THE EXERCISE
Take every line where the string "Main" appears and copy it.

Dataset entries
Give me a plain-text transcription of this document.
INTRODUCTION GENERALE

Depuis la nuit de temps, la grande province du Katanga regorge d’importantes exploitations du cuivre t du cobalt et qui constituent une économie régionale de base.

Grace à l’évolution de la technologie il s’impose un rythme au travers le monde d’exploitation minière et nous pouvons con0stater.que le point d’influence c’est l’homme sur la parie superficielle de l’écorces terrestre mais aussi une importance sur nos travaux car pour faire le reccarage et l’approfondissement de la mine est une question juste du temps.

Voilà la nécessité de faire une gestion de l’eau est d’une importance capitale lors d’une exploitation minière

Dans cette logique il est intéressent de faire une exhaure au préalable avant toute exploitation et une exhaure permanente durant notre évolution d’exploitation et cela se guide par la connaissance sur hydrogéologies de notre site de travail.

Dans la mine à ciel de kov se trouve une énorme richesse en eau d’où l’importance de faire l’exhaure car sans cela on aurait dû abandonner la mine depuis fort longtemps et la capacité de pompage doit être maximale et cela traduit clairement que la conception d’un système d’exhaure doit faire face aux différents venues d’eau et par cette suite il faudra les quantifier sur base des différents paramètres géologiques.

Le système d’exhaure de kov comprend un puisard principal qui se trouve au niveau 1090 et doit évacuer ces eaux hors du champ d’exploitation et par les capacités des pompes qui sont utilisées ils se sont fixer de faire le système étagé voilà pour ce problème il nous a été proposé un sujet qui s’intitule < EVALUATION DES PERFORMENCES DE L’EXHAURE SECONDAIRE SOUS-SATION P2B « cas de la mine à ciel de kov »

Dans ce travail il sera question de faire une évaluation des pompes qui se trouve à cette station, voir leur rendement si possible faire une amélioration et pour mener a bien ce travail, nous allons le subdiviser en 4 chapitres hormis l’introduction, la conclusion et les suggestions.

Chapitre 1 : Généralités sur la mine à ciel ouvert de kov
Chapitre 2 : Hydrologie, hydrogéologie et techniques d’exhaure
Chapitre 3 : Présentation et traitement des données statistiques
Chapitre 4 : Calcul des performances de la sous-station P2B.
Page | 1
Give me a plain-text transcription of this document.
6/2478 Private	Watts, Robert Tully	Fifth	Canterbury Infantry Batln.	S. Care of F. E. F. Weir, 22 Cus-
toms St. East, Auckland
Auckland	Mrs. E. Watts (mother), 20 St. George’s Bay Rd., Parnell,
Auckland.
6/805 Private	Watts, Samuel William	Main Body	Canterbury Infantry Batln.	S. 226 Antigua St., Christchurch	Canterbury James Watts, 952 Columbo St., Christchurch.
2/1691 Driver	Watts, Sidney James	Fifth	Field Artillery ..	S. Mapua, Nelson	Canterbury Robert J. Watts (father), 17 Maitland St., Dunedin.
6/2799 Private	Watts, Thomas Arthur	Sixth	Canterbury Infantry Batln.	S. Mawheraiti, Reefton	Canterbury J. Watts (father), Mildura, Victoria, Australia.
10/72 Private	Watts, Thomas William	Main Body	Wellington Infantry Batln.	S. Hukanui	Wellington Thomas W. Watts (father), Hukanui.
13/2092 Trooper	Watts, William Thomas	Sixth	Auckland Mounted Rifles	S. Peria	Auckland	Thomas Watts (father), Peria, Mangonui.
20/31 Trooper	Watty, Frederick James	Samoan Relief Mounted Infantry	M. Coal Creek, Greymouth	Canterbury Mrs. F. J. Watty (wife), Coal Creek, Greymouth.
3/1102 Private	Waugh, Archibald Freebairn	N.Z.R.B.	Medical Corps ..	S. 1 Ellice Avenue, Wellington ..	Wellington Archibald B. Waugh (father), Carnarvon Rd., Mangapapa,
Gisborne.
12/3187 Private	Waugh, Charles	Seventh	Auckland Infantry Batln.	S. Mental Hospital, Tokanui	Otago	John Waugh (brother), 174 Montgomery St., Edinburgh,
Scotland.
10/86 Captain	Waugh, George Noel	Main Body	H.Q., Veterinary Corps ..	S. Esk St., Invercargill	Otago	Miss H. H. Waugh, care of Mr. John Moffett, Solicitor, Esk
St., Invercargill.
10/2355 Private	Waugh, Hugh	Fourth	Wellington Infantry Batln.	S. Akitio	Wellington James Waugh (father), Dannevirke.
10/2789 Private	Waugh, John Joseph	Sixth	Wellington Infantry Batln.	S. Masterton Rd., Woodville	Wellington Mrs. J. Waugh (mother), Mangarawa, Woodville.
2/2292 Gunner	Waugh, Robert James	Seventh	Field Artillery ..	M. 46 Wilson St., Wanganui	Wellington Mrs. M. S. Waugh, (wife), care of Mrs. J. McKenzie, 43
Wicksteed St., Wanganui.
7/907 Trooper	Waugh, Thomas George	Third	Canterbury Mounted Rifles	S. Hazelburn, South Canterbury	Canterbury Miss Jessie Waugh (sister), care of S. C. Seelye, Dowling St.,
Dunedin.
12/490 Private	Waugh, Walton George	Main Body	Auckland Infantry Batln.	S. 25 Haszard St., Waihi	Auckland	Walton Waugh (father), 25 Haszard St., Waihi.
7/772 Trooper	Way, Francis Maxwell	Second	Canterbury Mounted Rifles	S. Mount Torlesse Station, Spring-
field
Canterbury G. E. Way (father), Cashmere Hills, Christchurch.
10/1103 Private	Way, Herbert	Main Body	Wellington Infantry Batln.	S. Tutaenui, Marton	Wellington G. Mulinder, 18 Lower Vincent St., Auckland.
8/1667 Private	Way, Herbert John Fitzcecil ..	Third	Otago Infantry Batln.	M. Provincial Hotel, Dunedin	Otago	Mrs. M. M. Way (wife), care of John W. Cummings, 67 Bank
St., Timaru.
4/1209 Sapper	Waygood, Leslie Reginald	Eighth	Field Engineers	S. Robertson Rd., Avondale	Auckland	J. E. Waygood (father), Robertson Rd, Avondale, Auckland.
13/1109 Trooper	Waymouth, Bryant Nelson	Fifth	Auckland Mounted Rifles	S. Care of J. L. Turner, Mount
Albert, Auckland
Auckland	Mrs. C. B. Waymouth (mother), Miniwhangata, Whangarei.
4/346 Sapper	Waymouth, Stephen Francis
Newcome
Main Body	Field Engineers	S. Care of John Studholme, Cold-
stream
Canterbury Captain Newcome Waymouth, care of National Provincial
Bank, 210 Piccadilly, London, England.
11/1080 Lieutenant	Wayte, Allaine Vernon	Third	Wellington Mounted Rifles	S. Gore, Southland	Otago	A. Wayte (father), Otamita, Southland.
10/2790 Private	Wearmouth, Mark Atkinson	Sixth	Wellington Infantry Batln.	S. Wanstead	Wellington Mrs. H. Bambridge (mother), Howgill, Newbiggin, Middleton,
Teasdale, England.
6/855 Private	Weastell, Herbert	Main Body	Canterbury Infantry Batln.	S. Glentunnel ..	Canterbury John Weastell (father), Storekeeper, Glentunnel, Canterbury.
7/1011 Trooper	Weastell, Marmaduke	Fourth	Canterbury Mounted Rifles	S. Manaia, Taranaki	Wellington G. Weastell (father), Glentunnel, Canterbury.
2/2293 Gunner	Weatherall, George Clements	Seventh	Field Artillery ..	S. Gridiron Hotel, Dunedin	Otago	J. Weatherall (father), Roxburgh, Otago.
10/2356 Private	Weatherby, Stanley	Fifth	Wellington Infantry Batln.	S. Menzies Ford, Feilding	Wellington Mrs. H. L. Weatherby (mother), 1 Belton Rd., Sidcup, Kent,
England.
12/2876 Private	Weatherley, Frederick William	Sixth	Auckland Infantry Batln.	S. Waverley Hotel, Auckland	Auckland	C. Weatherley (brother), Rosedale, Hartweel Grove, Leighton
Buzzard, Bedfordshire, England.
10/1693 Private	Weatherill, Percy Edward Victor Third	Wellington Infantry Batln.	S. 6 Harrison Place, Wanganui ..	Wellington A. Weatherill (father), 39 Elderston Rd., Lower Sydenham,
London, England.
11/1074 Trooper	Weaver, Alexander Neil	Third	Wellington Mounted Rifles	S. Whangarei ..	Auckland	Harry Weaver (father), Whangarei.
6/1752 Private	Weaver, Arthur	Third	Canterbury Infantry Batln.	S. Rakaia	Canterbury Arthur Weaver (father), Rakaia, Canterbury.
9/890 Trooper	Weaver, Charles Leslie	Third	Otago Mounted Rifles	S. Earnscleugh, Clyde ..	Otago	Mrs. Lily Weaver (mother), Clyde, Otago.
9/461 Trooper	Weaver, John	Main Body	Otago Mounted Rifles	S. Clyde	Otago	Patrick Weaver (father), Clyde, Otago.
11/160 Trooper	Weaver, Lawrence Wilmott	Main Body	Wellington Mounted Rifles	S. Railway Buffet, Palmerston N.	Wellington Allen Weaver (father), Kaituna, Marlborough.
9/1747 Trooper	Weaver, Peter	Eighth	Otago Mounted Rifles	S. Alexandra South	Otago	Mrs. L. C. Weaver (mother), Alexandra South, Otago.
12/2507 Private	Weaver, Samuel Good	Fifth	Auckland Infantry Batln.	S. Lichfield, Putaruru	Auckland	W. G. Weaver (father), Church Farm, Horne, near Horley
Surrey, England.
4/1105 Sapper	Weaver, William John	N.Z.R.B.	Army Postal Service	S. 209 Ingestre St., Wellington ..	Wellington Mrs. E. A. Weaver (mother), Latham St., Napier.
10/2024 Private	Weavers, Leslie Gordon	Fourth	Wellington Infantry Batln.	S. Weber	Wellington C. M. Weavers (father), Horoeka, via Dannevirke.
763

CORRECT ANSWER
6/805 Private	Watts, Samuel William	Main Body	Canterbury Infantry Batln.	S. 226 Antigua St., Christchurch	Canterbury James Watts, 952 Columbo St., Christchurch.
10/72 Private	Watts, Thomas William	Main Body	Wellington Infantry Batln.	S. Hukanui	Wellington Thomas W. Watts (father), Hukanui.
10/86 Captain	Waugh, George Noel	Main Body	H.Q., Veterinary Corps ..	S. Esk St., Invercargill	Otago	Miss H. H. Waugh, care of Mr. John Moffett, Solicitor, Esk
12/490 Private	Waugh, Walton George	Main Body	Auckland Infantry Batln.	S. 25 Haszard St., Waihi	Auckland	Walton Waugh (father), 25 Haszard St., Waihi.
10/1103 Private	Way, Herbert	Main Body	Wellington Infantry Batln.	S. Tutaenui, Marton	Wellington G. Mulinder, 18 Lower Vincent St., Auckland.
Main Body	Field Engineers	S. Care of John Studholme, Cold-
6/855 Private	Weastell, Herbert	Main Body	Canterbury Infantry Batln.	S. Glentunnel ..	Canterbury John Weastell (father), Storekeeper, Glentunnel, Canterbury.
9/461 Trooper	Weaver, John	Main Body	Otago Mounted Rifles	S. Clyde	Otago	Patrick Weaver (father), Clyde, Otago.
11/160 Trooper	Weaver, Lawrence Wilmott	Main Body	Wellington Mounted Rifles	S. Railway Buffet, Palmerston N.	Wellington Allen Weaver (father), Kaituna, Marlborough.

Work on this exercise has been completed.